/---
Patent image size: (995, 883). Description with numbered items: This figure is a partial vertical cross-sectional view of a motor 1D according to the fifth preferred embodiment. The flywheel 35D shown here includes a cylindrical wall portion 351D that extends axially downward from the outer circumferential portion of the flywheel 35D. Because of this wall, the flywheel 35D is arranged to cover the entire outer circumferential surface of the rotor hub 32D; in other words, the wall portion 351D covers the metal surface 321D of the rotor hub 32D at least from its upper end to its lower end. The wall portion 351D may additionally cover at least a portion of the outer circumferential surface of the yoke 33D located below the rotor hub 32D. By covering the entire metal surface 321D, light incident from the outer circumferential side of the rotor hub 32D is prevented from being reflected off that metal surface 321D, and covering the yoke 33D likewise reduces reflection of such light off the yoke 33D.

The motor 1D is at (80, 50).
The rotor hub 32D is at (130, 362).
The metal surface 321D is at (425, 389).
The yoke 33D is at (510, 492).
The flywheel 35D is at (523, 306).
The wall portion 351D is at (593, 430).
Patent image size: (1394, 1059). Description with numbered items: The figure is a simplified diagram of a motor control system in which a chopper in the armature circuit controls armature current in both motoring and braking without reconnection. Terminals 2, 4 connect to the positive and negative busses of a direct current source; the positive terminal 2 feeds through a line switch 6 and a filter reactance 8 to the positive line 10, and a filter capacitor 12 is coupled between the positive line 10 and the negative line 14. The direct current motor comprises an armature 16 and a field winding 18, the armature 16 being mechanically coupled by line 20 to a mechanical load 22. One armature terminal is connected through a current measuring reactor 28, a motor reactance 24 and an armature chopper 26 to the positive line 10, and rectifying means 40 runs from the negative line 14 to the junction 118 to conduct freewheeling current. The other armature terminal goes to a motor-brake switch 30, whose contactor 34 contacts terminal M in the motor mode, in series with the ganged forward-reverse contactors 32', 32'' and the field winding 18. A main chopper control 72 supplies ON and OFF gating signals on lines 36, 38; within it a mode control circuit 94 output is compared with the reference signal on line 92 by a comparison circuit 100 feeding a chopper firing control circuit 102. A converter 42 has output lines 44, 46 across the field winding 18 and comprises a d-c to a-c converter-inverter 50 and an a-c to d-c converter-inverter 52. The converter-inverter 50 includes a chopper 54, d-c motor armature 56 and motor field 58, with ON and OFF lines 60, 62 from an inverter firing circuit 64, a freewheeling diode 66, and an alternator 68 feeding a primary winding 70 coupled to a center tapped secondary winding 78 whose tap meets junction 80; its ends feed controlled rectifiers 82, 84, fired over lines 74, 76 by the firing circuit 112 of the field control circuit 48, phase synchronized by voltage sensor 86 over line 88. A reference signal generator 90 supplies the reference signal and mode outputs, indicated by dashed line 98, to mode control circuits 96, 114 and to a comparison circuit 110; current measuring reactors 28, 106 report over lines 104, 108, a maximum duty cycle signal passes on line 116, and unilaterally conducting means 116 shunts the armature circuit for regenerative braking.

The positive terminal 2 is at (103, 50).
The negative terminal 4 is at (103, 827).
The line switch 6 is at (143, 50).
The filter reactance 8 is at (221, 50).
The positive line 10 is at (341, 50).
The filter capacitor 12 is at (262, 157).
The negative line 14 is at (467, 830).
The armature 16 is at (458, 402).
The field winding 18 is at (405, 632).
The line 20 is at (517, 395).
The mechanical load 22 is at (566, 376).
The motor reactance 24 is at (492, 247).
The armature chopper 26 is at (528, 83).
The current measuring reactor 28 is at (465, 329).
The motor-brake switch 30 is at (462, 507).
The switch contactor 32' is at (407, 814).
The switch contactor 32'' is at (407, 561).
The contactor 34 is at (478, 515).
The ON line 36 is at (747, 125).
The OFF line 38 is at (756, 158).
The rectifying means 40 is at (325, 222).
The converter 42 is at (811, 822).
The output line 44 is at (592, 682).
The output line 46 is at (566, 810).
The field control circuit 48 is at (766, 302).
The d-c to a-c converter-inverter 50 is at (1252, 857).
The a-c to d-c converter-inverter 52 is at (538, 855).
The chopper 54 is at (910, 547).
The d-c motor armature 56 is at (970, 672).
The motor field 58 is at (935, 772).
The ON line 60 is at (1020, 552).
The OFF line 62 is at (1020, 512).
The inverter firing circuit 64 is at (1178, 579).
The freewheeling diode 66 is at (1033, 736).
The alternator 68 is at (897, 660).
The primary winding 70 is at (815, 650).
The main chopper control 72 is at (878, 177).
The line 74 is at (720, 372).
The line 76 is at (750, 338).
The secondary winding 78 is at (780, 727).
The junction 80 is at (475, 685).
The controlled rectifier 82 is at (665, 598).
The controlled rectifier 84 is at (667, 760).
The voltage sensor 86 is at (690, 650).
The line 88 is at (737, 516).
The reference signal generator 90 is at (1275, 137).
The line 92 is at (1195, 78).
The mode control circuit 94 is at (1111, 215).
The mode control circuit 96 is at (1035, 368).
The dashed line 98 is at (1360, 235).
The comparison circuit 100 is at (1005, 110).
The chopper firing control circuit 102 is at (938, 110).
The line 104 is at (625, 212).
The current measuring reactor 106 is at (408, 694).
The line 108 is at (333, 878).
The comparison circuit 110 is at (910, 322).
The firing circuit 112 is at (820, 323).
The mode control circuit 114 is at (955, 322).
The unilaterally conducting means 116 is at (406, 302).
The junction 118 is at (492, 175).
\---
To be done -> Reproduce the entire listing above word for word, leaving out no line.

Solution for this problem ->
Patent image size: (995, 883). Description with numbered items: This figure is a partial vertical cross-sectional view of a motor 1D according to the fifth preferred embodiment. The flywheel 35D shown here includes a cylindrical wall portion 351D that extends axially downward from the outer circumferential portion of the flywheel 35D. Because of this wall, the flywheel 35D is arranged to cover the entire outer circumferential surface of the rotor hub 32D; in other words, the wall portion 351D covers the metal surface 321D of the rotor hub 32D at least from its upper end to its lower end. The wall portion 351D may additionally cover at least a portion of the outer circumferential surface of the yoke 33D located below the rotor hub 32D. By covering the entire metal surface 321D, light incident from the outer circumferential side of the rotor hub 32D is prevented from being reflected off that metal surface 321D, and covering the yoke 33D likewise reduces reflection of such light off the yoke 33D.

The motor 1D is at (80, 50).
The rotor hub 32D is at (130, 362).
The metal surface 321D is at (425, 389).
The yoke 33D is at (510, 492).
The flywheel 35D is at (523, 306).
The wall portion 351D is at (593, 430).
Patent image size: (1394, 1059). Description with numbered items: The figure is a simplified diagram of a motor control system in which a chopper in the armature circuit controls armature current in both motoring and braking without reconnection. Terminals 2, 4 connect to the positive and negative busses of a direct current source; the positive terminal 2 feeds through a line switch 6 and a filter reactance 8 to the positive line 10, and a filter capacitor 12 is coupled between the positive line 10 and the negative line 14. The direct current motor comprises an armature 16 and a field winding 18, the armature 16 being mechanically coupled by line 20 to a mechanical load 22. One armature terminal is connected through a current measuring reactor 28, a motor reactance 24 and an armature chopper 26 to the positive line 10, and rectifying means 40 runs from the negative line 14 to the junction 118 to conduct freewheeling current. The other armature terminal goes to a motor-brake switch 30, whose contactor 34 contacts terminal M in the motor mode, in series with the ganged forward-reverse contactors 32', 32'' and the field winding 18. A main chopper control 72 supplies ON and OFF gating signals on lines 36, 38; within it a mode control circuit 94 output is compared with the reference signal on line 92 by a comparison circuit 100 feeding a chopper firing control circuit 102. A converter 42 has output lines 44, 46 across the field winding 18 and comprises a d-c to a-c converter-inverter 50 and an a-c to d-c converter-inverter 52. The converter-inverter 50 includes a chopper 54, d-c motor armature 56 and motor field 58, with ON and OFF lines 60, 62 from an inverter firing circuit 64, a freewheeling diode 66, and an alternator 68 feeding a primary winding 70 coupled to a center tapped secondary winding 78 whose tap meets junction 80; its ends feed controlled rectifiers 82, 84, fired over lines 74, 76 by the firing circuit 112 of the field control circuit 48, phase synchronized by voltage sensor 86 over line 88. A reference signal generator 90 supplies the reference signal and mode outputs, indicated by dashed line 98, to mode control circuits 96, 114 and to a comparison circuit 110; current measuring reactors 28, 106 report over lines 104, 108, a maximum duty cycle signal passes on line 116, and unilaterally conducting means 116 shunts the armature circuit for regenerative braking.

The positive terminal 2 is at (103, 50).
The negative terminal 4 is at (103, 827).
The line switch 6 is at (143, 50).
The filter reactance 8 is at (221, 50).
The positive line 10 is at (341, 50).
The filter capacitor 12 is at (262, 157).
The negative line 14 is at (467, 830).
The armature 16 is at (458, 402).
The field winding 18 is at (405, 632).
The line 20 is at (517, 395).
The mechanical load 22 is at (566, 376).
The motor reactance 24 is at (492, 247).
The armature chopper 26 is at (528, 83).
The current measuring reactor 28 is at (465, 329).
The motor-brake switch 30 is at (462, 507).
The switch contactor 32' is at (407, 814).
The switch contactor 32'' is at (407, 561).
The contactor 34 is at (478, 515).
The ON line 36 is at (747, 125).
The OFF line 38 is at (756, 158).
The rectifying means 40 is at (325, 222).
The converter 42 is at (811, 822).
The output line 44 is at (592, 682).
The output line 46 is at (566, 810).
The field control circuit 48 is at (766, 302).
The d-c to a-c converter-inverter 50 is at (1252, 857).
The a-c to d-c converter-inverter 52 is at (538, 855).
The chopper 54 is at (910, 547).
The d-c motor armature 56 is at (970, 672).
The motor field 58 is at (935, 772).
The ON line 60 is at (1020, 552).
The OFF line 62 is at (1020, 512).
The inverter firing circuit 64 is at (1178, 579).
The freewheeling diode 66 is at (1033, 736).
The alternator 68 is at (897, 660).
The primary winding 70 is at (815, 650).
The main chopper control 72 is at (878, 177).
The line 74 is at (720, 372).
The line 76 is at (750, 338).
The secondary winding 78 is at (780, 727).
The junction 80 is at (475, 685).
The controlled rectifier 82 is at (665, 598).
The controlled rectifier 84 is at (667, 760).
The voltage sensor 86 is at (690, 650).
The line 88 is at (737, 516).
The reference signal generator 90 is at (1275, 137).
The line 92 is at (1195, 78).
The mode control circuit 94 is at (1111, 215).
The mode control circuit 96 is at (1035, 368).
The dashed line 98 is at (1360, 235).
The comparison circuit 100 is at (1005, 110).
The chopper firing control circuit 102 is at (938, 110).
The line 104 is at (625, 212).
The current measuring reactor 106 is at (408, 694).
The line 108 is at (333, 878).
The comparison circuit 110 is at (910, 322).
The firing circuit 112 is at (820, 323).
The mode control circuit 114 is at (955, 322).
The unilaterally conducting means 116 is at (406, 302).
The junction 118 is at (492, 175).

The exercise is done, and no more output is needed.